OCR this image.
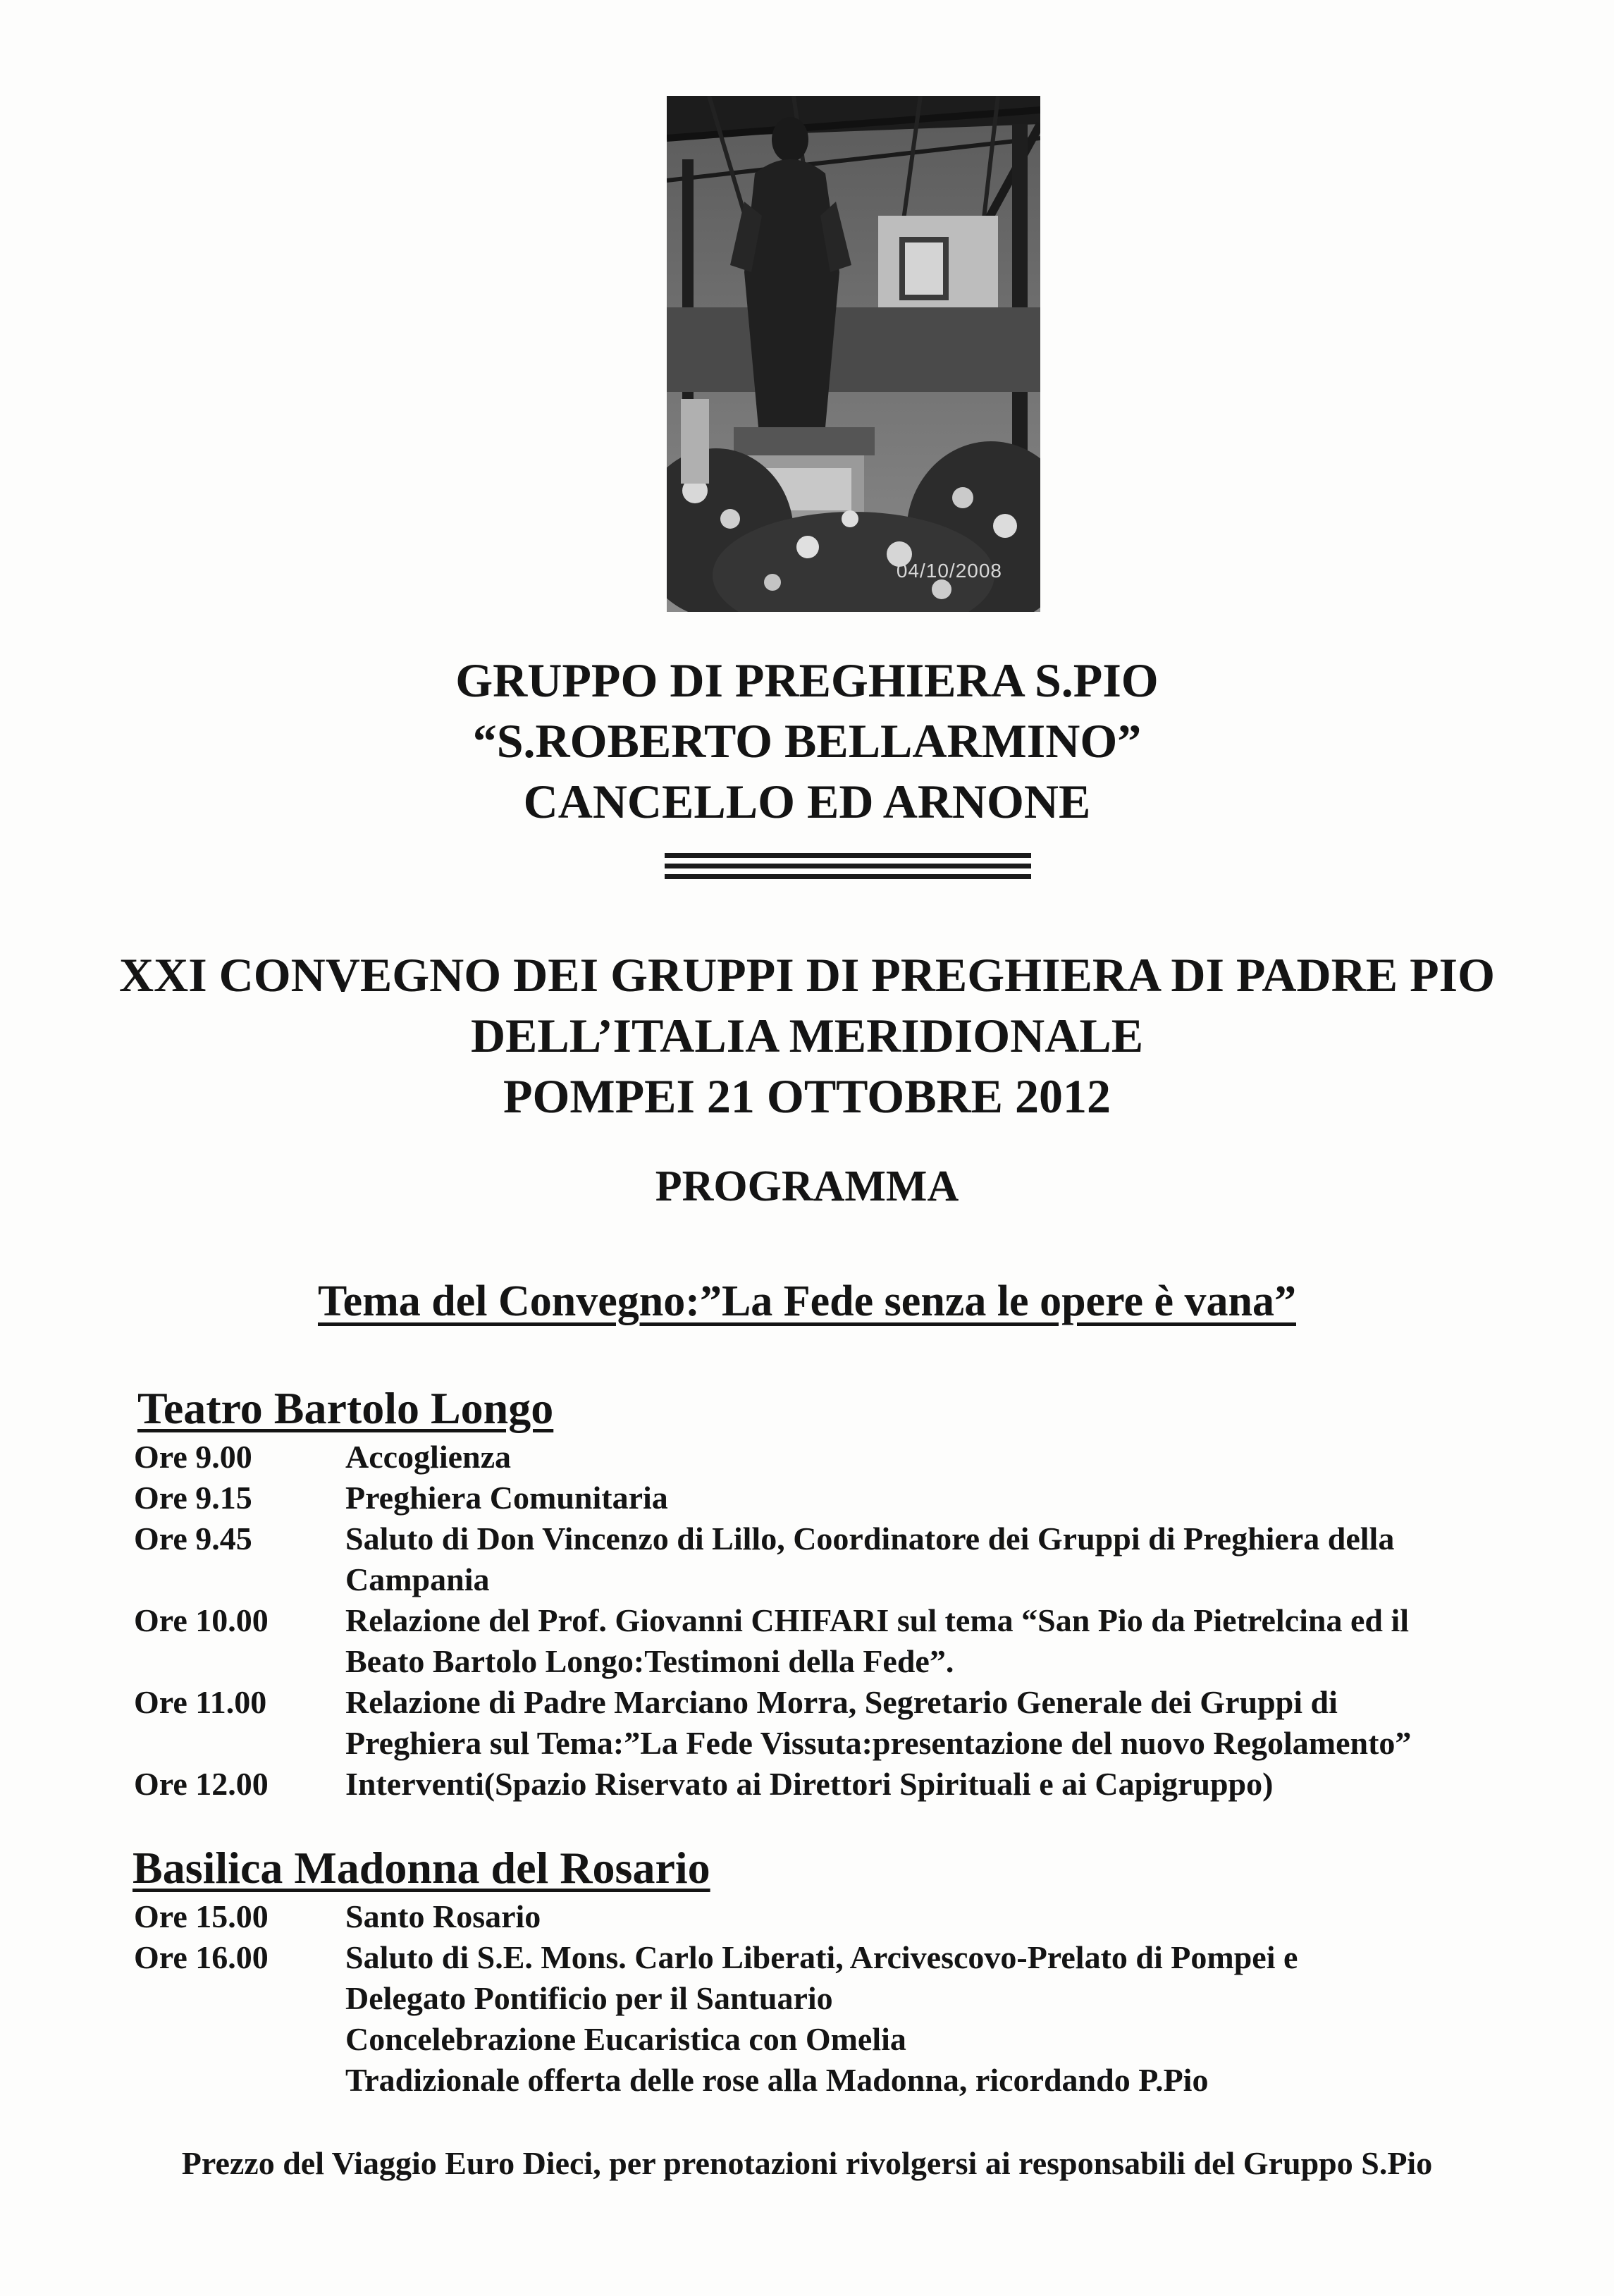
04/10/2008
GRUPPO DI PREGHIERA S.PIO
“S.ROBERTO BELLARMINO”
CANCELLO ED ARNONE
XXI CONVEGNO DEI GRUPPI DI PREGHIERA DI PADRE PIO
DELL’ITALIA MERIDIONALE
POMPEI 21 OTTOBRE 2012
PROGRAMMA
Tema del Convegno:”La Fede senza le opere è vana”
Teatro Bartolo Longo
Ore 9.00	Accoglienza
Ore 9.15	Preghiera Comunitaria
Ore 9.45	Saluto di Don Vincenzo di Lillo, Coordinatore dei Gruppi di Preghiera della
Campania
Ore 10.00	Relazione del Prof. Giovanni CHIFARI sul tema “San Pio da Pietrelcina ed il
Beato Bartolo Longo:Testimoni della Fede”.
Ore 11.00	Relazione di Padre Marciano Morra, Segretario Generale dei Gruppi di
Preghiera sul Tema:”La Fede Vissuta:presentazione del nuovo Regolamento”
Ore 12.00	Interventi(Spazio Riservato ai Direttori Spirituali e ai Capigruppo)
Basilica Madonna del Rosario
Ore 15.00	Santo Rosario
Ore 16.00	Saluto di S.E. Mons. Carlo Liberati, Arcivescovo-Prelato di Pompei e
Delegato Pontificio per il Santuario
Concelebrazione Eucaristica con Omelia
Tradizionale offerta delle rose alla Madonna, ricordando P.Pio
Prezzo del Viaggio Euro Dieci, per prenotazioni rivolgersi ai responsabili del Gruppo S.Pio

--

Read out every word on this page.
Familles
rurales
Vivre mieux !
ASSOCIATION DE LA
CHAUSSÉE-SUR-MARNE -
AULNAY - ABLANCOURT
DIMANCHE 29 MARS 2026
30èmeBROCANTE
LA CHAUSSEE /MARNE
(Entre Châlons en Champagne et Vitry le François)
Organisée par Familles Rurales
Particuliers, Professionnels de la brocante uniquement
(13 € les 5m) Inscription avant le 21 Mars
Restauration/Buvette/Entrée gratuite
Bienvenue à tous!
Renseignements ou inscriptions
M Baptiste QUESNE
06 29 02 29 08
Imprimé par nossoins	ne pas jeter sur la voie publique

▸ **Directions**
Scan the records for the string "MARNE". Copy each line in which it appears.

▸ **Task output**
CHAUSSÉE-SUR-MARNE -
LA CHAUSSEE /MARNE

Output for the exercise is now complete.